▶ What is needed:
Write down each entry again, exactly as it reads.

▶ Records for processing:
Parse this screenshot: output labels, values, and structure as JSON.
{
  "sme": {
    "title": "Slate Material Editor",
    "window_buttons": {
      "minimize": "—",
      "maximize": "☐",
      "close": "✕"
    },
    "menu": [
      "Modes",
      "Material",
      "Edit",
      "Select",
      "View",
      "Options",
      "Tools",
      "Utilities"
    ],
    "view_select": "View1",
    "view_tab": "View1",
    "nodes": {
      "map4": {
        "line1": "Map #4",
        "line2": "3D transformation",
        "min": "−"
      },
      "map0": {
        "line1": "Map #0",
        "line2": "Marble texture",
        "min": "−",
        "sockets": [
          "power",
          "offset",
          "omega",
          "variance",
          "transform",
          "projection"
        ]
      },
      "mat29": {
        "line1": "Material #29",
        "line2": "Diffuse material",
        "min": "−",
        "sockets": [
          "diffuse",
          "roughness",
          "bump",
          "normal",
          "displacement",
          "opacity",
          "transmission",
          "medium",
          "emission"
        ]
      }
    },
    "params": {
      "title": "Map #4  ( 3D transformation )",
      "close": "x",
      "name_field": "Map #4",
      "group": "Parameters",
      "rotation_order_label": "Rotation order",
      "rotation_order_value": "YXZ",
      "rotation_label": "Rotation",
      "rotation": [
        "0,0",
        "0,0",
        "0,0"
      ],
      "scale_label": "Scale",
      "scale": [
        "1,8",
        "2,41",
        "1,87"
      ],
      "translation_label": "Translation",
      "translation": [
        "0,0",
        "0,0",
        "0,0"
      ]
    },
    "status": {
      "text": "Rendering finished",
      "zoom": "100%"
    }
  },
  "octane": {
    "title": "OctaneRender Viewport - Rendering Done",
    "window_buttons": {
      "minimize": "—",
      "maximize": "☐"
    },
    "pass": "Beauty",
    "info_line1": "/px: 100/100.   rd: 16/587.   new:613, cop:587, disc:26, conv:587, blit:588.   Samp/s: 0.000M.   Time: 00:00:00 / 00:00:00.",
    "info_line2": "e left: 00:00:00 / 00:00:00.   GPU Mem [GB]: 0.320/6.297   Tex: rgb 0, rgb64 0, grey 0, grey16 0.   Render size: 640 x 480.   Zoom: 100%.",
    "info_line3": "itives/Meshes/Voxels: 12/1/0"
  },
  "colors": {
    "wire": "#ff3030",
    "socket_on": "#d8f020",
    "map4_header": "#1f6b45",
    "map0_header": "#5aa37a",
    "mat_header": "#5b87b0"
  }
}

▶ Output:
Parse this screenshot: output labels, values, and structure as JSON.
{
  "sme": {
    "title": "Slate Material Editor",
    "window_buttons": {
      "minimize": "—",
      "maximize": "☐",
      "close": "✕"
    },
    "menu": [
      "Modes",
      "Material",
      "Edit",
      "Select",
      "View",
      "Options",
      "Tools",
      "Utilities"
    ],
    "view_select": "View1",
    "view_tab": "View1",
    "nodes": {
      "map4": {
        "line1": "Map #4",
        "line2": "3D transformation",
        "min": "−"
      },
      "map0": {
        "line1": "Map #0",
        "line2": "Marble texture",
        "min": "−",
        "sockets": [
          "power",
          "offset",
          "omega",
          "variance",
          "transform",
          "projection"
        ]
      },
      "mat29": {
        "line1": "Material #29",
        "line2": "Diffuse material",
        "min": "−",
        "sockets": [
          "diffuse",
          "roughness",
          "bump",
          "normal",
          "displacement",
          "opacity",
          "transmission",
          "medium",
          "emission"
        ]
      }
    },
    "params": {
      "title": "Map #4  ( 3D transformation )",
      "close": "x",
      "name_field": "Map #4",
      "group": "Parameters",
      "rotation_order_label": "Rotation order",
      "rotation_order_value": "YXZ",
      "rotation_label": "Rotation",
      "rotation": [
        "0,0",
        "0,0",
        "0,0"
      ],
      "scale_label": "Scale",
      "scale": [
        "1,8",
        "2,41",
        "1,87"
      ],
      "translation_label": "Translation",
      "translation": [
        "0,0",
        "0,0",
        "0,0"
      ]
    },
    "status": {
      "text": "Rendering finished",
      "zoom": "100%"
    }
  },
  "octane": {
    "title": "OctaneRender Viewport - Rendering Done",
    "window_buttons": {
      "minimize": "—",
      "maximize": "☐"
    },
    "pass": "Beauty",
    "info_line1": "/px: 100/100.   rd: 16/587.   new:613, cop:587, disc:26, conv:587, blit:588.   Samp/s: 0.000M.   Time: 00:00:00 / 00:00:00.",
    "info_line2": "e left: 00:00:00 / 00:00:00.   GPU Mem [GB]: 0.320/6.297   Tex: rgb 0, rgb64 0, grey 0, grey16 0.   Render size: 640 x 480.   Zoom: 100%.",
    "info_line3": "itives/Meshes/Voxels: 12/1/0"
  },
  "colors": {
    "wire": "#ff3030",
    "socket_on": "#d8f020",
    "map4_header": "#1f6b45",
    "map0_header": "#5aa37a",
    "mat_header": "#5b87b0"
  }
}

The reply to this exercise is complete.